[Items from a figure collection]
'''

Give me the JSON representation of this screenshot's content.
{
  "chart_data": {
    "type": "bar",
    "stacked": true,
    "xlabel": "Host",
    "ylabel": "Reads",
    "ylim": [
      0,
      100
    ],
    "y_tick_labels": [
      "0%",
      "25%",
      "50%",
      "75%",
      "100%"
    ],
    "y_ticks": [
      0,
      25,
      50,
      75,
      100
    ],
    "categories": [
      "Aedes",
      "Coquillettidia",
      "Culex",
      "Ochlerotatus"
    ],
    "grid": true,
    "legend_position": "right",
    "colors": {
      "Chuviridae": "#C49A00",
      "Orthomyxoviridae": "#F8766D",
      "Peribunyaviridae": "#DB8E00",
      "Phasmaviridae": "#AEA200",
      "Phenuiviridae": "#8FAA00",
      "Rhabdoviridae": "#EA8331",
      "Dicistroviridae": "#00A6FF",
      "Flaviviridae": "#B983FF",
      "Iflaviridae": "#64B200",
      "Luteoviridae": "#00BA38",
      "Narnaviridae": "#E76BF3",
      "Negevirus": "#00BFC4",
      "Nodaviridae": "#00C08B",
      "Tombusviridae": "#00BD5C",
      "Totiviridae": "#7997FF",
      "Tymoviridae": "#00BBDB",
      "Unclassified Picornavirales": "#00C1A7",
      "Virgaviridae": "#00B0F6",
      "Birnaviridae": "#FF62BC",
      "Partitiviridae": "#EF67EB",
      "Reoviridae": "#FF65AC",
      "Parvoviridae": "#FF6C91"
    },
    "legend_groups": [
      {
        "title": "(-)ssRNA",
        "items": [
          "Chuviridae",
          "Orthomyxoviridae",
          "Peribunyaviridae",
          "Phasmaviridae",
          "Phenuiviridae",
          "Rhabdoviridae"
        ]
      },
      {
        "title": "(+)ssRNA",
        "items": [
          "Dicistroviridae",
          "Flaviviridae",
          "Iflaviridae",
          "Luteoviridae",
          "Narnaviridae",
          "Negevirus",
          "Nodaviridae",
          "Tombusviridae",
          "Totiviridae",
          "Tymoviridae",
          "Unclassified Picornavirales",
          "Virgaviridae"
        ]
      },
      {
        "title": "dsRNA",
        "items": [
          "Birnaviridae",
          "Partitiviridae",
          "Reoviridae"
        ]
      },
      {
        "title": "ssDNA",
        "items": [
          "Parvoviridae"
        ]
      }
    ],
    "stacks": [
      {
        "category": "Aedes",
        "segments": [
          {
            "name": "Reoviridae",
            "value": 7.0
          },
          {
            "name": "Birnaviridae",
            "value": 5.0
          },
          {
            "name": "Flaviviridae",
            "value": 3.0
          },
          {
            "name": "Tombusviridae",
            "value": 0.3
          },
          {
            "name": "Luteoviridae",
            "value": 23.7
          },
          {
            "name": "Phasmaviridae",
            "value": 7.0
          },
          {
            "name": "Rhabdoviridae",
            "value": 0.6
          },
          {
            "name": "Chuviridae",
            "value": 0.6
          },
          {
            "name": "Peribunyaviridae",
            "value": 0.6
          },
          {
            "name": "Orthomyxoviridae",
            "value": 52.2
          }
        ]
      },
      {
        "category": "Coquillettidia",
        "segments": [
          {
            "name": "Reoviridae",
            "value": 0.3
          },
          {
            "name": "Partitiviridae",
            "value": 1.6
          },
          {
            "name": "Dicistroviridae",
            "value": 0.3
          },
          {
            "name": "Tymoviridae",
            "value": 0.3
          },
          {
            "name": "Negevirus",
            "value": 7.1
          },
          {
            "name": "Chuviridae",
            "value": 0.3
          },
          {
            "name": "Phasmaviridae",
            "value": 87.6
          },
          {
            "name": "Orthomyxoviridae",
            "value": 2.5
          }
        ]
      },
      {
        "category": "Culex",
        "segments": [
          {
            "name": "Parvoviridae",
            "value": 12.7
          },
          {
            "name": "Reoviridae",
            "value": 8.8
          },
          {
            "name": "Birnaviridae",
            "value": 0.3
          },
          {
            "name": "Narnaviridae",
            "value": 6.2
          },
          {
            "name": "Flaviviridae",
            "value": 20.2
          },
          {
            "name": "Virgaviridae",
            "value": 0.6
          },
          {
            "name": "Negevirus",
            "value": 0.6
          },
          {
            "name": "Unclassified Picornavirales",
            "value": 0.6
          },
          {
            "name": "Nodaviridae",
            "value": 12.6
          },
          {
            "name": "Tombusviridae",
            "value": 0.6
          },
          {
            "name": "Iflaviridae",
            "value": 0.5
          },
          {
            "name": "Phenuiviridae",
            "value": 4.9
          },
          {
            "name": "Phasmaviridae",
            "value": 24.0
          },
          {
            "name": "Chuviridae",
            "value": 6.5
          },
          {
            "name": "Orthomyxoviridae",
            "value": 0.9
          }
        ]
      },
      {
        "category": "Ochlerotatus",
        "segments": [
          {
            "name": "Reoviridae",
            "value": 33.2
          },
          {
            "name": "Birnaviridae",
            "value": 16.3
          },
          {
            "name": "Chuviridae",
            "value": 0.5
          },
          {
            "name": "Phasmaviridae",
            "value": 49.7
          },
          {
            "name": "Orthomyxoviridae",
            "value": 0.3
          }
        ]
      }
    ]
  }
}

'''

Each record above needs to be given again exactly as written.

Give me the JSON representation of this screenshot's content.
{
  "chart_data": {
    "type": "bar",
    "stacked": true,
    "xlabel": "Host",
    "ylabel": "Reads",
    "ylim": [
      0,
      100
    ],
    "y_tick_labels": [
      "0%",
      "25%",
      "50%",
      "75%",
      "100%"
    ],
    "y_ticks": [
      0,
      25,
      50,
      75,
      100
    ],
    "categories": [
      "Aedes",
      "Coquillettidia",
      "Culex",
      "Ochlerotatus"
    ],
    "grid": true,
    "legend_position": "right",
    "colors": {
      "Chuviridae": "#C49A00",
      "Orthomyxoviridae": "#F8766D",
      "Peribunyaviridae": "#DB8E00",
      "Phasmaviridae": "#AEA200",
      "Phenuiviridae": "#8FAA00",
      "Rhabdoviridae": "#EA8331",
      "Dicistroviridae": "#00A6FF",
      "Flaviviridae": "#B983FF",
      "Iflaviridae": "#64B200",
      "Luteoviridae": "#00BA38",
      "Narnaviridae": "#E76BF3",
      "Negevirus": "#00BFC4",
      "Nodaviridae": "#00C08B",
      "Tombusviridae": "#00BD5C",
      "Totiviridae": "#7997FF",
      "Tymoviridae": "#00BBDB",
      "Unclassified Picornavirales": "#00C1A7",
      "Virgaviridae": "#00B0F6",
      "Birnaviridae": "#FF62BC",
      "Partitiviridae": "#EF67EB",
      "Reoviridae": "#FF65AC",
      "Parvoviridae": "#FF6C91"
    },
    "legend_groups": [
      {
        "title": "(-)ssRNA",
        "items": [
          "Chuviridae",
          "Orthomyxoviridae",
          "Peribunyaviridae",
          "Phasmaviridae",
          "Phenuiviridae",
          "Rhabdoviridae"
        ]
      },
      {
        "title": "(+)ssRNA",
        "items": [
          "Dicistroviridae",
          "Flaviviridae",
          "Iflaviridae",
          "Luteoviridae",
          "Narnaviridae",
          "Negevirus",
          "Nodaviridae",
          "Tombusviridae",
          "Totiviridae",
          "Tymoviridae",
          "Unclassified Picornavirales",
          "Virgaviridae"
        ]
      },
      {
        "title": "dsRNA",
        "items": [
          "Birnaviridae",
          "Partitiviridae",
          "Reoviridae"
        ]
      },
      {
        "title": "ssDNA",
        "items": [
          "Parvoviridae"
        ]
      }
    ],
    "stacks": [
      {
        "category": "Aedes",
        "segments": [
          {
            "name": "Reoviridae",
            "value": 7.0
          },
          {
            "name": "Birnaviridae",
            "value": 5.0
          },
          {
            "name": "Flaviviridae",
            "value": 3.0
          },
          {
            "name": "Tombusviridae",
            "value": 0.3
          },
          {
            "name": "Luteoviridae",
            "value": 23.7
          },
          {
            "name": "Phasmaviridae",
            "value": 7.0
          },
          {
            "name": "Rhabdoviridae",
            "value": 0.6
          },
          {
            "name": "Chuviridae",
            "value": 0.6
          },
          {
            "name": "Peribunyaviridae",
            "value": 0.6
          },
          {
            "name": "Orthomyxoviridae",
            "value": 52.2
          }
        ]
      },
      {
        "category": "Coquillettidia",
        "segments": [
          {
            "name": "Reoviridae",
            "value": 0.3
          },
          {
            "name": "Partitiviridae",
            "value": 1.6
          },
          {
            "name": "Dicistroviridae",
            "value": 0.3
          },
          {
            "name": "Tymoviridae",
            "value": 0.3
          },
          {
            "name": "Negevirus",
            "value": 7.1
          },
          {
            "name": "Chuviridae",
            "value": 0.3
          },
          {
            "name": "Phasmaviridae",
            "value": 87.6
          },
          {
            "name": "Orthomyxoviridae",
            "value": 2.5
          }
        ]
      },
      {
        "category": "Culex",
        "segments": [
          {
            "name": "Parvoviridae",
            "value": 12.7
          },
          {
            "name": "Reoviridae",
            "value": 8.8
          },
          {
            "name": "Birnaviridae",
            "value": 0.3
          },
          {
            "name": "Narnaviridae",
            "value": 6.2
          },
          {
            "name": "Flaviviridae",
            "value": 20.2
          },
          {
            "name": "Virgaviridae",
            "value": 0.6
          },
          {
            "name": "Negevirus",
            "value": 0.6
          },
          {
            "name": "Unclassified Picornavirales",
            "value": 0.6
          },
          {
            "name": "Nodaviridae",
            "value": 12.6
          },
          {
            "name": "Tombusviridae",
            "value": 0.6
          },
          {
            "name": "Iflaviridae",
            "value": 0.5
          },
          {
            "name": "Phenuiviridae",
            "value": 4.9
          },
          {
            "name": "Phasmaviridae",
            "value": 24.0
          },
          {
            "name": "Chuviridae",
            "value": 6.5
          },
          {
            "name": "Orthomyxoviridae",
            "value": 0.9
          }
        ]
      },
      {
        "category": "Ochlerotatus",
        "segments": [
          {
            "name": "Reoviridae",
            "value": 33.2
          },
          {
            "name": "Birnaviridae",
            "value": 16.3
          },
          {
            "name": "Chuviridae",
            "value": 0.5
          },
          {
            "name": "Phasmaviridae",
            "value": 49.7
          },
          {
            "name": "Orthomyxoviridae",
            "value": 0.3
          }
        ]
      }
    ]
  }
}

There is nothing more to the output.